───── Supplied data
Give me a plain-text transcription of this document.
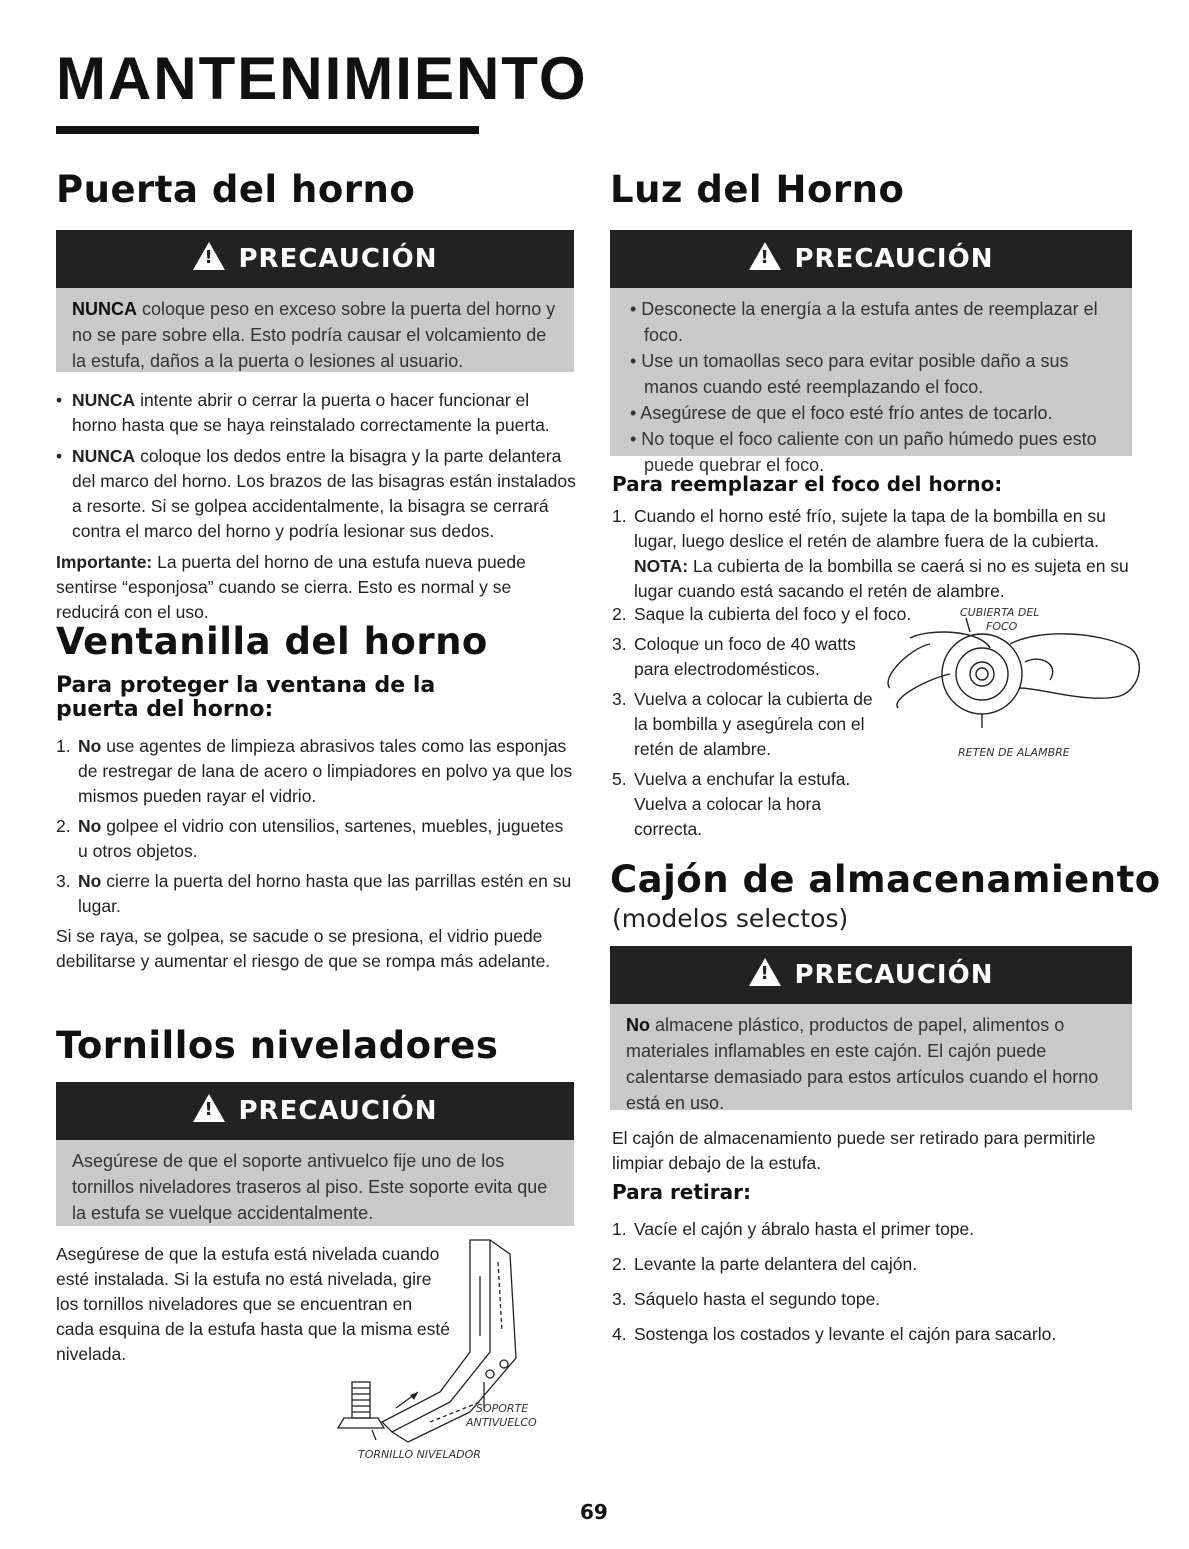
MANTENIMIENTO
Puerta del horno
! PRECAUCIÓN
NUNCA coloque peso en exceso sobre la puerta del horno y no se pare sobre ella. Esto podría causar el volcamiento de la estufa, daños a la puerta o lesiones al usuario.
• NUNCA intente abrir o cerrar la puerta o hacer funcionar el horno hasta que se haya reinstalado correctamente la puerta.
• NUNCA coloque los dedos entre la bisagra y la parte delantera del marco del horno. Los brazos de las bisagras están instalados a resorte. Si se golpea accidentalmente, la bisagra se cerrará contra el marco del horno y podría lesionar sus dedos.
Importante: La puerta del horno de una estufa nueva puede sentirse “esponjosa” cuando se cierra. Esto es normal y se reducirá con el uso.
Ventanilla del horno
Para proteger la ventana de la puerta del horno:
1. No use agentes de limpieza abrasivos tales como las esponjas de restregar de lana de acero o limpiadores en polvo ya que los mismos pueden rayar el vidrio.
2. No golpee el vidrio con utensilios, sartenes, muebles, juguetes u otros objetos.
3. No cierre la puerta del horno hasta que las parrillas estén en su lugar.
Si se raya, se golpea, se sacude o se presiona, el vidrio puede debilitarse y aumentar el riesgo de que se rompa más adelante.
Tornillos niveladores
! PRECAUCIÓN
Asegúrese de que el soporte antivuelco fije uno de los tornillos niveladores traseros al piso. Este soporte evita que la estufa se vuelque accidentalmente.
Asegúrese de que la estufa está nivelada cuando esté instalada. Si la estufa no está nivelada, gire los tornillos niveladores que se encuentran en cada esquina de la estufa hasta que la misma esté nivelada.
SOPORTE
ANTIVUELCO
TORNILLO NIVELADOR
Luz del Horno
! PRECAUCIÓN
• Desconecte la energía a la estufa antes de reemplazar el foco.
• Use un tomaollas seco para evitar posible daño a sus manos cuando esté reemplazando el foco.
• Asegúrese de que el foco esté frío antes de tocarlo.
• No toque el foco caliente con un paño húmedo pues esto puede quebrar el foco.
Para reemplazar el foco del horno:
1. Cuando el horno esté frío, sujete la tapa de la bombilla en su lugar, luego deslice el retén de alambre fuera de la cubierta.
NOTA: La cubierta de la bombilla se caerá si no es sujeta en su lugar cuando está sacando el retén de alambre.
2. Saque la cubierta del foco y el foco.
3. Coloque un foco de 40 watts para electrodomésticos.
3. Vuelva a colocar la cubierta de la bombilla y asegúrela con el retén de alambre.
5. Vuelva a enchufar la estufa. Vuelva a colocar la hora correcta.
CUBIERTA DEL
FOCO
RETEN DE ALAMBRE
Cajón de almacenamiento
(modelos selectos)
! PRECAUCIÓN
No almacene plástico, productos de papel, alimentos o materiales inflamables en este cajón. El cajón puede calentarse demasiado para estos artículos cuando el horno está en uso.
El cajón de almacenamiento puede ser retirado para permitirle limpiar debajo de la estufa.
Para retirar:
1. Vacíe el cajón y ábralo hasta el primer tope.
2. Levante la parte delantera del cajón.
3. Sáquelo hasta el segundo tope.
4. Sostenga los costados y levante el cajón para sacarlo.
69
──────────
◆ **What needs to be done**
Repeat the listing in full and exactly. Leave any pictures out.

◆ **Response to this task**
Give me a plain-text transcription of this document.
MANTENIMIENTO
Puerta del horno
! PRECAUCIÓN
NUNCA coloque peso en exceso sobre la puerta del horno y no se pare sobre ella. Esto podría causar el volcamiento de la estufa, daños a la puerta o lesiones al usuario.
• NUNCA intente abrir o cerrar la puerta o hacer funcionar el horno hasta que se haya reinstalado correctamente la puerta.
• NUNCA coloque los dedos entre la bisagra y la parte delantera del marco del horno. Los brazos de las bisagras están instalados a resorte. Si se golpea accidentalmente, la bisagra se cerrará contra el marco del horno y podría lesionar sus dedos.
Importante: La puerta del horno de una estufa nueva puede sentirse “esponjosa” cuando se cierra. Esto es normal y se reducirá con el uso.
Ventanilla del horno
Para proteger la ventana de la puerta del horno:
1. No use agentes de limpieza abrasivos tales como las esponjas de restregar de lana de acero o limpiadores en polvo ya que los mismos pueden rayar el vidrio.
2. No golpee el vidrio con utensilios, sartenes, muebles, juguetes u otros objetos.
3. No cierre la puerta del horno hasta que las parrillas estén en su lugar.
Si se raya, se golpea, se sacude o se presiona, el vidrio puede debilitarse y aumentar el riesgo de que se rompa más adelante.
Tornillos niveladores
! PRECAUCIÓN
Asegúrese de que el soporte antivuelco fije uno de los tornillos niveladores traseros al piso. Este soporte evita que la estufa se vuelque accidentalmente.
Asegúrese de que la estufa está nivelada cuando esté instalada. Si la estufa no está nivelada, gire los tornillos niveladores que se encuentran en cada esquina de la estufa hasta que la misma esté nivelada.
SOPORTE
ANTIVUELCO
TORNILLO NIVELADOR
Luz del Horno
! PRECAUCIÓN
• Desconecte la energía a la estufa antes de reemplazar el foco.
• Use un tomaollas seco para evitar posible daño a sus manos cuando esté reemplazando el foco.
• Asegúrese de que el foco esté frío antes de tocarlo.
• No toque el foco caliente con un paño húmedo pues esto puede quebrar el foco.
Para reemplazar el foco del horno:
1. Cuando el horno esté frío, sujete la tapa de la bombilla en su lugar, luego deslice el retén de alambre fuera de la cubierta.
NOTA: La cubierta de la bombilla se caerá si no es sujeta en su lugar cuando está sacando el retén de alambre.
2. Saque la cubierta del foco y el foco.
3. Coloque un foco de 40 watts para electrodomésticos.
3. Vuelva a colocar la cubierta de la bombilla y asegúrela con el retén de alambre.
5. Vuelva a enchufar la estufa. Vuelva a colocar la hora correcta.
CUBIERTA DEL
FOCO
RETEN DE ALAMBRE
Cajón de almacenamiento
(modelos selectos)
! PRECAUCIÓN
No almacene plástico, productos de papel, alimentos o materiales inflamables en este cajón. El cajón puede calentarse demasiado para estos artículos cuando el horno está en uso.
El cajón de almacenamiento puede ser retirado para permitirle limpiar debajo de la estufa.
Para retirar:
1. Vacíe el cajón y ábralo hasta el primer tope.
2. Levante la parte delantera del cajón.
3. Sáquelo hasta el segundo tope.
4. Sostenga los costados y levante el cajón para sacarlo.
69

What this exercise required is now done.